● Brief
Please list every abbreviation that the osteoblast section below spells out in full, and give each abbreviation with its expansion.

● Document section
#####
ROLE OF OSTEOBLASTS IN THE HEMATOPOIETIC NICHE

OB are located at endosteum of the bone and considered as the anchor cell population of the endosteal niche (**32). In the 1970s, OB were the first component of the niche to be associated with hematopoiesis. Colony forming assays (CFU) along with thymidine suicide techniques showed that HSPC were enriched closer to the endosteal niche (33, 34). Later studies showed that OB have a hematopoiesis enhancing activity (HEA) in vitro (15, 3537). In addition, after bone marrow transplant (BMT), murine HSC preferentially home to the endosteal region of the bone (38, 39). Ablation of OB resulted in reduced numbers of HSC in the bone along with an concomitant increase in extramedullary hematopoiesis (40). In contrast, an increase in OB number resulted in an increase in HSC numbers (16, 17). Interestingly, in aged mice, conditional deletions of Ebf1 and Ebf3 in CXCL12-abundant reticular (CAR) cells result in increased OB along with reduced HSC numbers in bone and subsequent extramedullary hematopoiesis (41). These examples demonstrate that while OB number is critical, it is not the sole determinant to maintain HSC function. OB also play an important role in regulating HSC stress response. Although 5-Fluorouracil (5-FU) administration results in death of mature OB along with a global reduction in expression of osteogenic genes in stromal cells, it also upregulates the frequency of a small subset of osteolineage cells (Col16a1high Tnnhigh) expressing increased Wnt5a (*42). Ryk, a Wnt ligand receptor, interacts with Wnt5a to maintain HSC quiescence and confer protection to HSC following myeloablative stress (43, 44). It is possible that increased Wnt5a expression in osteolineage cells reduce proliferation rate of a subset of HSC to protect them from DNA damage and apoptosis after chemotherapy. Interestingly 5-FU did not affect the endosteal niche in old mice (*45), suggesting a change in stress response with age. Moreover, after irradiation, OB in the endosteal region change from a single layer to multi-layer and become cuboidal, possibly to aid HSC recovery (46).
#####
Page segmentation data
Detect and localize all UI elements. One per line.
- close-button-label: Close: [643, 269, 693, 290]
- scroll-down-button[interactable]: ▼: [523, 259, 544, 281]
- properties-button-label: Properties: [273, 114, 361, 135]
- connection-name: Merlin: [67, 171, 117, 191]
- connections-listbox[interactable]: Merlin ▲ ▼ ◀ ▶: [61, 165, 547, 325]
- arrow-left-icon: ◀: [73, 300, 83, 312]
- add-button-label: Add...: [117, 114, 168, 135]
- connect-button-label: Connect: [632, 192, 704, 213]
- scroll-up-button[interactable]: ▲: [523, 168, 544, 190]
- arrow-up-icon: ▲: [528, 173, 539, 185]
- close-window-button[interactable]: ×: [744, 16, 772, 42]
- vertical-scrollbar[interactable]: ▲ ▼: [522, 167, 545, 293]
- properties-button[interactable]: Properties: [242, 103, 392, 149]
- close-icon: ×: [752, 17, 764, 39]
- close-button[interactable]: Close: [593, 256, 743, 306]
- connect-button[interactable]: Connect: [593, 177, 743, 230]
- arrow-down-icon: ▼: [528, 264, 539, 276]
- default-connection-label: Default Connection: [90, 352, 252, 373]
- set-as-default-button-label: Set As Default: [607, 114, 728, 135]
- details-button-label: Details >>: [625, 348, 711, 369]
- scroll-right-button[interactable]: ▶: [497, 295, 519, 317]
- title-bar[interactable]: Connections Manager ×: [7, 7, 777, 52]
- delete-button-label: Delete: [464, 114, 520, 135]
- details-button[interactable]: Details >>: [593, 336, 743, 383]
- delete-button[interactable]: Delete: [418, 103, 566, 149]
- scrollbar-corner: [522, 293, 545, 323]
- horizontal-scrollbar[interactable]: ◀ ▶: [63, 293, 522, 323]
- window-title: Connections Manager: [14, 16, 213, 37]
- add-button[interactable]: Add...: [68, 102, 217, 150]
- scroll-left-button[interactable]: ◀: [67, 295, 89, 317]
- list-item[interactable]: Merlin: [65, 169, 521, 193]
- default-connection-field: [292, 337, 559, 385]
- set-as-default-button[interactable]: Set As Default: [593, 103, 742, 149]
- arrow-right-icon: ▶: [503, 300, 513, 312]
#####
● Exercise result
- CFU: Colony forming assays
- HEA: hematopoiesis enhancing activity
- BMT: bone marrow transplant
- CAR: CXCL12-abundant reticular
- 5-FU: 5-Fluorouracil